» GOAL
The entries that follow should be written out exactly.

** START THE RECORDS **

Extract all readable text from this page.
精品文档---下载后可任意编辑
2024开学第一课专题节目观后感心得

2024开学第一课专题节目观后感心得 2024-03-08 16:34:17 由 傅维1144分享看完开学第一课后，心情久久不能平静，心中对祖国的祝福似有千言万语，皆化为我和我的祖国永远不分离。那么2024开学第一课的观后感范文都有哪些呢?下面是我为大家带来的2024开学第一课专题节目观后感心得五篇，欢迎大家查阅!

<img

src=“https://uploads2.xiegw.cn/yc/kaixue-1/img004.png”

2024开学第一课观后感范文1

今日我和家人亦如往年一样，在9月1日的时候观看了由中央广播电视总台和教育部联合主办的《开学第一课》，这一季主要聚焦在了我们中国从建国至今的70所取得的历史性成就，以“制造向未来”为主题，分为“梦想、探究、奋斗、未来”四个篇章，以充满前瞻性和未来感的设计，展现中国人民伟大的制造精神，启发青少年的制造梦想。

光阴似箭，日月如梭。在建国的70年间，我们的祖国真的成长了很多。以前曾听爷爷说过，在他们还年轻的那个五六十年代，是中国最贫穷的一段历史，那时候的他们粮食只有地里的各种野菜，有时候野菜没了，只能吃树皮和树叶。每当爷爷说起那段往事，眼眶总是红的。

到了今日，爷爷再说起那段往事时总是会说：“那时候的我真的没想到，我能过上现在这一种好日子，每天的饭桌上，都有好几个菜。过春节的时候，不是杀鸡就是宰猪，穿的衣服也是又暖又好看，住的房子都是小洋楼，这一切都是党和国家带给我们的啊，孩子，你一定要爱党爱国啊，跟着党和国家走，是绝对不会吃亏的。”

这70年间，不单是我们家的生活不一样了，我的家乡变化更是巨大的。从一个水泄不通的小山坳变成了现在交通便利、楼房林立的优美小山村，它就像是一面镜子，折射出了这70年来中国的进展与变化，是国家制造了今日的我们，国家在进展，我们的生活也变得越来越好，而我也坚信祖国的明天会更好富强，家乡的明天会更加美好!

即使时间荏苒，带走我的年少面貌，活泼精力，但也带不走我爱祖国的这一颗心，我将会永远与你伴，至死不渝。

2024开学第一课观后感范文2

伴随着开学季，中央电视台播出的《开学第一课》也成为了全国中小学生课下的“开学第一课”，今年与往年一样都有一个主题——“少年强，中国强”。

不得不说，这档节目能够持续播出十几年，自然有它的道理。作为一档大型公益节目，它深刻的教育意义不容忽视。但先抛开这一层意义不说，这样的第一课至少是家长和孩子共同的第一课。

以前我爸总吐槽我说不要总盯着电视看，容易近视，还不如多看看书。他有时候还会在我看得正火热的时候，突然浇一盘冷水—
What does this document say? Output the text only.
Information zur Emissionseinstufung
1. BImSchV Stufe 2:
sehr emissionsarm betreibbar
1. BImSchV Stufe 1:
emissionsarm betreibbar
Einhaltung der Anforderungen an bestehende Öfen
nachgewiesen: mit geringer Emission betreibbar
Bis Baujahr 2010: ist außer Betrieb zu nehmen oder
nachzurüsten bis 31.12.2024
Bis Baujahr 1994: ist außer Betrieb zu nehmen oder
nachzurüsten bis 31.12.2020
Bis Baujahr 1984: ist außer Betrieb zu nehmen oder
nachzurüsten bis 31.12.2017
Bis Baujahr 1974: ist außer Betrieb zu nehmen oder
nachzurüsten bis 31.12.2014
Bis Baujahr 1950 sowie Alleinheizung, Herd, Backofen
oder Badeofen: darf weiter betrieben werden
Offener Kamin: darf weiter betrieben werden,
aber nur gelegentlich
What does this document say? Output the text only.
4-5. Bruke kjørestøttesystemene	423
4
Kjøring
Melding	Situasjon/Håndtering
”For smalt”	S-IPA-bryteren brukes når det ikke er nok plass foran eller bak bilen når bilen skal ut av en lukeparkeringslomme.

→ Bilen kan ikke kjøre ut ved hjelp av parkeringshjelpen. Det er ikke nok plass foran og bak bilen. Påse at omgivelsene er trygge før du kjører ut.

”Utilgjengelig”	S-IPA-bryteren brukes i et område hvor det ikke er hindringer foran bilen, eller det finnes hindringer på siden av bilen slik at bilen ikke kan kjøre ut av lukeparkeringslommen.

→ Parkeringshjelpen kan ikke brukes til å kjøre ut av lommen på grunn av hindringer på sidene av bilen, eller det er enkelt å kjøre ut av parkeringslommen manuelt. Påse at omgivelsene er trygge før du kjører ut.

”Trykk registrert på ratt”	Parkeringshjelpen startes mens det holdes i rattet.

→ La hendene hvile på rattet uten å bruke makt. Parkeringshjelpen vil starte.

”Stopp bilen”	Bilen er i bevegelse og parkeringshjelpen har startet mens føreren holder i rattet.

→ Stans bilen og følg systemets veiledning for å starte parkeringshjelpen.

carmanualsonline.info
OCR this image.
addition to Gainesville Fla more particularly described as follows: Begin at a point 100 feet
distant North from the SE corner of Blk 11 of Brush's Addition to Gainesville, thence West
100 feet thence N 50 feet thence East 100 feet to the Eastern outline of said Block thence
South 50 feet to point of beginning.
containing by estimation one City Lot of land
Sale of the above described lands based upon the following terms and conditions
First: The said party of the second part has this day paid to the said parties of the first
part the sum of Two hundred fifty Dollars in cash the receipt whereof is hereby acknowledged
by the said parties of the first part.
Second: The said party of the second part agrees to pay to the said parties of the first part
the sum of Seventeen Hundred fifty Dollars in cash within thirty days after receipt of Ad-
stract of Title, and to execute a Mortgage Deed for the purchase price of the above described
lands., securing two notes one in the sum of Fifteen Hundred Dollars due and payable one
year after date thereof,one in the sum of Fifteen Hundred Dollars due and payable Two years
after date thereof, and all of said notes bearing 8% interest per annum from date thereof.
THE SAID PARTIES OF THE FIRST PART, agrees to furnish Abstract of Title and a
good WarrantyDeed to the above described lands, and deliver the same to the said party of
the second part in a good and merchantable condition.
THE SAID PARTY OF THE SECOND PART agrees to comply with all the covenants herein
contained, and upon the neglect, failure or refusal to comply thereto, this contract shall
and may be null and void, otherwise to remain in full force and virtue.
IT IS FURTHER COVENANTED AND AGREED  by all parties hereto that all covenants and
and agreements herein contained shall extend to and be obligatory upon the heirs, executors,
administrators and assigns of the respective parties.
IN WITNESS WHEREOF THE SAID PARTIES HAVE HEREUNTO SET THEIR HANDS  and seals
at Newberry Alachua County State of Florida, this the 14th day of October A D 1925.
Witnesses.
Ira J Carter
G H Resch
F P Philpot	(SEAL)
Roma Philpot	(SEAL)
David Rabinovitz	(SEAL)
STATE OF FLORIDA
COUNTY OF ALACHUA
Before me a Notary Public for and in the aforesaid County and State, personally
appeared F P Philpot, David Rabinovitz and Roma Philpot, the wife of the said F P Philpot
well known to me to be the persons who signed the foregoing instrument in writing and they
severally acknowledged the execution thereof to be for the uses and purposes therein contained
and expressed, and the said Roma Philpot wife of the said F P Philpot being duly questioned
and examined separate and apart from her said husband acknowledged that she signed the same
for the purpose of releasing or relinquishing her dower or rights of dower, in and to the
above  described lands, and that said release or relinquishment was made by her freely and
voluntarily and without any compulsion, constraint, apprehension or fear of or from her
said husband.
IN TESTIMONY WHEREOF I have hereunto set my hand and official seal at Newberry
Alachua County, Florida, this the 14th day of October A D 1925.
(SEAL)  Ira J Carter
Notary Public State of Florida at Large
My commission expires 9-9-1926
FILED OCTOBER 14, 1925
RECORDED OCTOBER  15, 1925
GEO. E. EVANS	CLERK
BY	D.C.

** END THE RECORDS **

» EXPECTED ANSWER
Extract all readable text from this page.
精品文档---下载后可任意编辑
2024开学第一课专题节目观后感心得

2024开学第一课专题节目观后感心得 2024-03-08 16:34:17 由 傅维1144分享看完开学第一课后，心情久久不能平静，心中对祖国的祝福似有千言万语，皆化为我和我的祖国永远不分离。那么2024开学第一课的观后感范文都有哪些呢?下面是我为大家带来的2024开学第一课专题节目观后感心得五篇，欢迎大家查阅!

<img

src=“https://uploads2.xiegw.cn/yc/kaixue-1/img004.png”

2024开学第一课观后感范文1

今日我和家人亦如往年一样，在9月1日的时候观看了由中央广播电视总台和教育部联合主办的《开学第一课》，这一季主要聚焦在了我们中国从建国至今的70所取得的历史性成就，以“制造向未来”为主题，分为“梦想、探究、奋斗、未来”四个篇章，以充满前瞻性和未来感的设计，展现中国人民伟大的制造精神，启发青少年的制造梦想。

光阴似箭，日月如梭。在建国的70年间，我们的祖国真的成长了很多。以前曾听爷爷说过，在他们还年轻的那个五六十年代，是中国最贫穷的一段历史，那时候的他们粮食只有地里的各种野菜，有时候野菜没了，只能吃树皮和树叶。每当爷爷说起那段往事，眼眶总是红的。

到了今日，爷爷再说起那段往事时总是会说：“那时候的我真的没想到，我能过上现在这一种好日子，每天的饭桌上，都有好几个菜。过春节的时候，不是杀鸡就是宰猪，穿的衣服也是又暖又好看，住的房子都是小洋楼，这一切都是党和国家带给我们的啊，孩子，你一定要爱党爱国啊，跟着党和国家走，是绝对不会吃亏的。”

这70年间，不单是我们家的生活不一样了，我的家乡变化更是巨大的。从一个水泄不通的小山坳变成了现在交通便利、楼房林立的优美小山村，它就像是一面镜子，折射出了这70年来中国的进展与变化，是国家制造了今日的我们，国家在进展，我们的生活也变得越来越好，而我也坚信祖国的明天会更好富强，家乡的明天会更加美好!

即使时间荏苒，带走我的年少面貌，活泼精力，但也带不走我爱祖国的这一颗心，我将会永远与你伴，至死不渝。

2024开学第一课观后感范文2

伴随着开学季，中央电视台播出的《开学第一课》也成为了全国中小学生课下的“开学第一课”，今年与往年一样都有一个主题——“少年强，中国强”。

不得不说，这档节目能够持续播出十几年，自然有它的道理。作为一档大型公益节目，它深刻的教育意义不容忽视。但先抛开这一层意义不说，这样的第一课至少是家长和孩子共同的第一课。

以前我爸总吐槽我说不要总盯着电视看，容易近视，还不如多看看书。他有时候还会在我看得正火热的时候，突然浇一盘冷水—
What does this document say? Output the text only.
Information zur Emissionseinstufung
1. BImSchV Stufe 2:
sehr emissionsarm betreibbar
1. BImSchV Stufe 1:
emissionsarm betreibbar
Einhaltung der Anforderungen an bestehende Öfen
nachgewiesen: mit geringer Emission betreibbar
Bis Baujahr 2010: ist außer Betrieb zu nehmen oder
nachzurüsten bis 31.12.2024
Bis Baujahr 1994: ist außer Betrieb zu nehmen oder
nachzurüsten bis 31.12.2020
Bis Baujahr 1984: ist außer Betrieb zu nehmen oder
nachzurüsten bis 31.12.2017
Bis Baujahr 1974: ist außer Betrieb zu nehmen oder
nachzurüsten bis 31.12.2014
Bis Baujahr 1950 sowie Alleinheizung, Herd, Backofen
oder Badeofen: darf weiter betrieben werden
Offener Kamin: darf weiter betrieben werden,
aber nur gelegentlich
What does this document say? Output the text only.
4-5. Bruke kjørestøttesystemene	423
4
Kjøring
Melding	Situasjon/Håndtering
”For smalt”	S-IPA-bryteren brukes når det ikke er nok plass foran eller bak bilen når bilen skal ut av en lukeparkeringslomme.

→ Bilen kan ikke kjøre ut ved hjelp av parkeringshjelpen. Det er ikke nok plass foran og bak bilen. Påse at omgivelsene er trygge før du kjører ut.

”Utilgjengelig”	S-IPA-bryteren brukes i et område hvor det ikke er hindringer foran bilen, eller det finnes hindringer på siden av bilen slik at bilen ikke kan kjøre ut av lukeparkeringslommen.

→ Parkeringshjelpen kan ikke brukes til å kjøre ut av lommen på grunn av hindringer på sidene av bilen, eller det er enkelt å kjøre ut av parkeringslommen manuelt. Påse at omgivelsene er trygge før du kjører ut.

”Trykk registrert på ratt”	Parkeringshjelpen startes mens det holdes i rattet.

→ La hendene hvile på rattet uten å bruke makt. Parkeringshjelpen vil starte.

”Stopp bilen”	Bilen er i bevegelse og parkeringshjelpen har startet mens føreren holder i rattet.

→ Stans bilen og følg systemets veiledning for å starte parkeringshjelpen.

carmanualsonline.info
OCR this image.
addition to Gainesville Fla more particularly described as follows: Begin at a point 100 feet
distant North from the SE corner of Blk 11 of Brush's Addition to Gainesville, thence West
100 feet thence N 50 feet thence East 100 feet to the Eastern outline of said Block thence
South 50 feet to point of beginning.
containing by estimation one City Lot of land
Sale of the above described lands based upon the following terms and conditions
First: The said party of the second part has this day paid to the said parties of the first
part the sum of Two hundred fifty Dollars in cash the receipt whereof is hereby acknowledged
by the said parties of the first part.
Second: The said party of the second part agrees to pay to the said parties of the first part
the sum of Seventeen Hundred fifty Dollars in cash within thirty days after receipt of Ad-
stract of Title, and to execute a Mortgage Deed for the purchase price of the above described
lands., securing two notes one in the sum of Fifteen Hundred Dollars due and payable one
year after date thereof,one in the sum of Fifteen Hundred Dollars due and payable Two years
after date thereof, and all of said notes bearing 8% interest per annum from date thereof.
THE SAID PARTIES OF THE FIRST PART, agrees to furnish Abstract of Title and a
good WarrantyDeed to the above described lands, and deliver the same to the said party of
the second part in a good and merchantable condition.
THE SAID PARTY OF THE SECOND PART agrees to comply with all the covenants herein
contained, and upon the neglect, failure or refusal to comply thereto, this contract shall
and may be null and void, otherwise to remain in full force and virtue.
IT IS FURTHER COVENANTED AND AGREED  by all parties hereto that all covenants and
and agreements herein contained shall extend to and be obligatory upon the heirs, executors,
administrators and assigns of the respective parties.
IN WITNESS WHEREOF THE SAID PARTIES HAVE HEREUNTO SET THEIR HANDS  and seals
at Newberry Alachua County State of Florida, this the 14th day of October A D 1925.
Witnesses.
Ira J Carter
G H Resch
F P Philpot	(SEAL)
Roma Philpot	(SEAL)
David Rabinovitz	(SEAL)
STATE OF FLORIDA
COUNTY OF ALACHUA
Before me a Notary Public for and in the aforesaid County and State, personally
appeared F P Philpot, David Rabinovitz and Roma Philpot, the wife of the said F P Philpot
well known to me to be the persons who signed the foregoing instrument in writing and they
severally acknowledged the execution thereof to be for the uses and purposes therein contained
and expressed, and the said Roma Philpot wife of the said F P Philpot being duly questioned
and examined separate and apart from her said husband acknowledged that she signed the same
for the purpose of releasing or relinquishing her dower or rights of dower, in and to the
above  described lands, and that said release or relinquishment was made by her freely and
voluntarily and without any compulsion, constraint, apprehension or fear of or from her
said husband.
IN TESTIMONY WHEREOF I have hereunto set my hand and official seal at Newberry
Alachua County, Florida, this the 14th day of October A D 1925.
(SEAL)  Ira J Carter
Notary Public State of Florida at Large
My commission expires 9-9-1926
FILED OCTOBER 14, 1925
RECORDED OCTOBER  15, 1925
GEO. E. EVANS	CLERK
BY	D.C.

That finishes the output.